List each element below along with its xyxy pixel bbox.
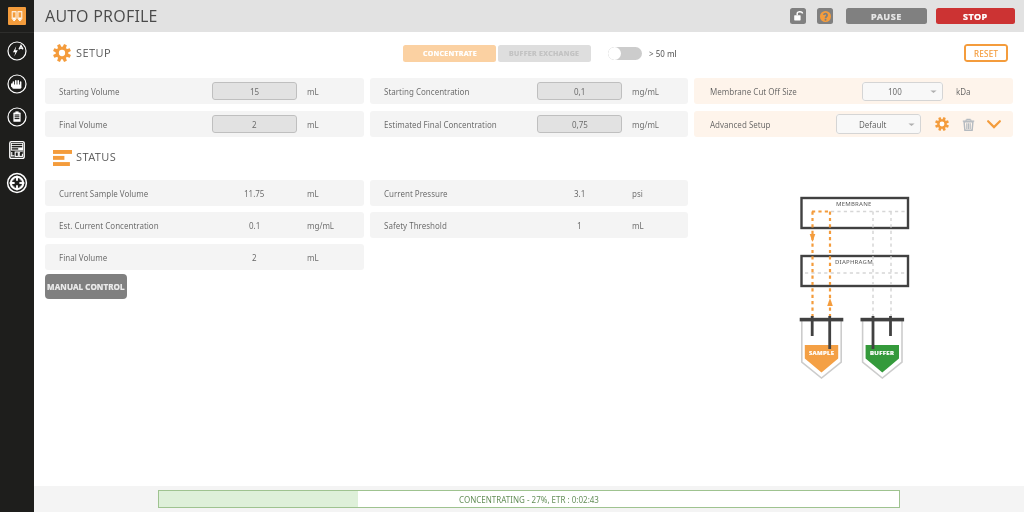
staticText: mL <box>307 188 319 199</box>
button[interactable]: Starting Volume <box>45 78 364 104</box>
button[interactable]: Est. Current Concentration <box>45 212 364 238</box>
staticText: CONCENTRATE <box>423 49 477 59</box>
staticText: PAUSE <box>871 10 902 22</box>
button[interactable]: Final Volume <box>45 244 364 270</box>
staticText: Final Volume <box>59 119 108 130</box>
button[interactable]: Safety Threshold <box>370 212 688 238</box>
staticText: RESET <box>974 48 999 59</box>
button[interactable]: Settings <box>0 166 34 199</box>
button[interactable]: Auto Profile <box>0 0 34 32</box>
button[interactable]: Membrane Cut Off Size <box>694 78 1013 104</box>
staticText: psi <box>632 188 643 199</box>
staticText: STOP <box>963 10 988 22</box>
button[interactable]: Current Sample Volume <box>45 180 364 206</box>
staticText: Safety Threshold <box>384 220 447 231</box>
staticText: Est. Current Concentration <box>59 220 159 231</box>
staticText: 0,1 <box>574 86 586 97</box>
staticText: BUFFER EXCHANGE <box>509 49 580 59</box>
button[interactable]: Expand <box>984 114 1004 134</box>
button[interactable]: Configure <box>932 114 952 134</box>
staticText: 100 <box>888 86 902 97</box>
staticText: Current Sample Volume <box>59 188 149 199</box>
button[interactable]: Estimated Final Concentration <box>370 111 688 137</box>
staticText: 15 <box>250 86 260 97</box>
staticText: mL <box>307 86 319 97</box>
button[interactable]: Current Pressure <box>370 180 688 206</box>
staticText: 0.1 <box>249 220 261 231</box>
staticText: Advanced Setup <box>710 119 771 130</box>
button[interactable]: Log <box>0 133 34 166</box>
staticText: Default <box>859 119 887 130</box>
staticText: DIAPHRAGM <box>835 258 873 266</box>
button[interactable]: Volume toggle <box>608 47 642 60</box>
staticText: 11.75 <box>244 188 265 199</box>
button[interactable]: Lock <box>790 8 806 24</box>
staticText: STATUS <box>76 149 117 164</box>
staticText: Current Pressure <box>384 188 448 199</box>
button[interactable]: Final Volume <box>45 111 364 137</box>
staticText: mg/mL <box>632 86 660 97</box>
button[interactable]: Help <box>817 8 833 24</box>
staticText: mL <box>307 119 319 130</box>
button[interactable]: STOP <box>936 8 1015 24</box>
staticText: 0,75 <box>572 119 588 130</box>
staticText: MEMBRANE <box>836 200 872 208</box>
staticText: mL <box>307 252 319 263</box>
staticText: 1 <box>577 220 582 231</box>
staticText: > 50 ml <box>649 48 677 59</box>
button[interactable]: CONCENTRATE <box>403 45 496 62</box>
button[interactable]: Auto <box>0 34 34 67</box>
staticText: Membrane Cut Off Size <box>710 86 797 97</box>
button[interactable]: PAUSE <box>846 8 927 24</box>
staticText: AUTO PROFILE <box>45 5 158 27</box>
button[interactable]: BUFFER EXCHANGE <box>498 45 591 62</box>
staticText: mL <box>632 220 644 231</box>
button[interactable]: Protocols <box>0 100 34 133</box>
button[interactable]: Starting Concentration <box>370 78 688 104</box>
staticText: 2 <box>252 252 257 263</box>
button[interactable]: Advanced preset <box>836 114 921 134</box>
staticText: Final Volume <box>59 252 108 263</box>
staticText: mg/mL <box>307 220 335 231</box>
staticText: Starting Volume <box>59 86 120 97</box>
button[interactable]: Delete <box>958 114 978 134</box>
staticText: Estimated Final Concentration <box>384 119 497 130</box>
staticText: BUFFER <box>870 349 895 357</box>
staticText: CONCENTRATING - 27%, ETR : 0:02:43 <box>459 494 599 505</box>
staticText: SAMPLE <box>809 349 835 357</box>
staticText: Starting Concentration <box>384 86 470 97</box>
button[interactable]: MANUAL CONTROL <box>45 274 127 299</box>
button[interactable]: RESET <box>964 44 1008 62</box>
staticText: mg/mL <box>632 119 660 130</box>
button[interactable]: Manual <box>0 67 34 100</box>
staticText: SETUP <box>76 45 111 60</box>
staticText: 2 <box>252 119 257 130</box>
staticText: kDa <box>956 86 971 97</box>
staticText: MANUAL CONTROL <box>47 281 125 292</box>
staticText: 3.1 <box>574 188 586 199</box>
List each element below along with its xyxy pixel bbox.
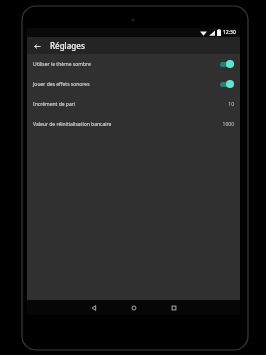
staticText: Valeur de réinitialisation bancaire: [33, 121, 222, 128]
staticText: Jouer des effets sonores: [33, 81, 220, 88]
button[interactable]: Recent apps: [154, 300, 194, 315]
button[interactable]: Jouer des effets sonores: [27, 74, 240, 94]
staticText: 10: [228, 101, 234, 108]
button[interactable]: Valeur de réinitialisation bancaire: [27, 114, 240, 134]
staticText: 1000: [222, 121, 234, 128]
staticText: Utiliser le thème sombre: [33, 61, 220, 68]
staticText: 12:30: [223, 29, 236, 36]
button[interactable]: Home: [114, 300, 154, 315]
button[interactable]: Back: [74, 300, 114, 315]
button[interactable]: Utiliser le thème sombre: [27, 54, 240, 74]
staticText: Réglages: [50, 40, 85, 51]
staticText: Incrément de pari: [33, 101, 228, 108]
button[interactable]: Back: [30, 39, 44, 53]
button[interactable]: Incrément de pari: [27, 94, 240, 114]
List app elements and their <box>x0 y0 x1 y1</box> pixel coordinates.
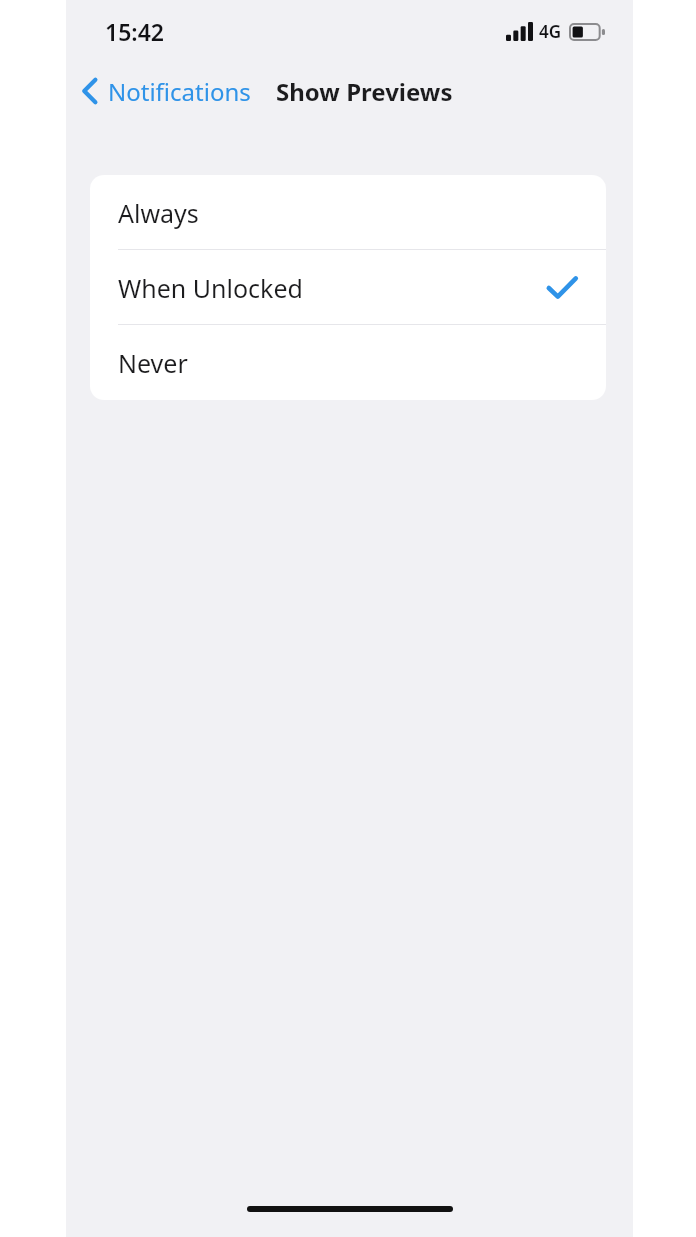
other: Selected <box>547 276 577 300</box>
staticText: 4G <box>539 20 562 43</box>
staticText: Always <box>118 196 199 230</box>
staticText: Never <box>118 346 188 380</box>
staticText: 15:42 <box>105 16 164 47</box>
other: Cellular signal <box>506 22 533 41</box>
staticText: When Unlocked <box>118 271 303 305</box>
button[interactable]: Always <box>90 175 606 250</box>
staticText: Notifications <box>108 75 251 108</box>
button[interactable]: Never <box>90 325 606 400</box>
button[interactable]: When Unlocked <box>90 250 606 325</box>
staticText: Show Previews <box>276 75 453 108</box>
button[interactable]: Notifications <box>66 60 259 122</box>
other: Battery <box>569 23 605 41</box>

* **WHAT IS ASKED**: Put the lines above into a Markdown table with the columns Row and Line, starting at the line that contains "other: Selected <box>547 276 577 300</box>" and running through the last line, with both of those included. Number the rows and leave out any blank lines.

* **COMPLETED TASK**:
| Row | Line |
|---|---|
| 1 | other: Selected <box>547 276 577 300</box> |
| 2 | staticText: 4G <box>539 20 562 43</box> |
| 3 | staticText: Always <box>118 196 199 230</box> |
| 4 | staticText: Never <box>118 346 188 380</box> |
| 5 | staticText: 15:42 <box>105 16 164 47</box> |
| 6 | other: Cellular signal <box>506 22 533 41</box> |
| 7 | staticText: When Unlocked <box>118 271 303 305</box> |
| 8 | button[interactable]: Always <box>90 175 606 250</box> |
| 9 | staticText: Notifications <box>108 75 251 108</box> |
| 10 | button[interactable]: Never <box>90 325 606 400</box> |
| 11 | button[interactable]: When Unlocked <box>90 250 606 325</box> |
| 12 | staticText: Show Previews <box>276 75 453 108</box> |
| 13 | button[interactable]: Notifications <box>66 60 259 122</box> |
| 14 | other: Battery <box>569 23 605 41</box> |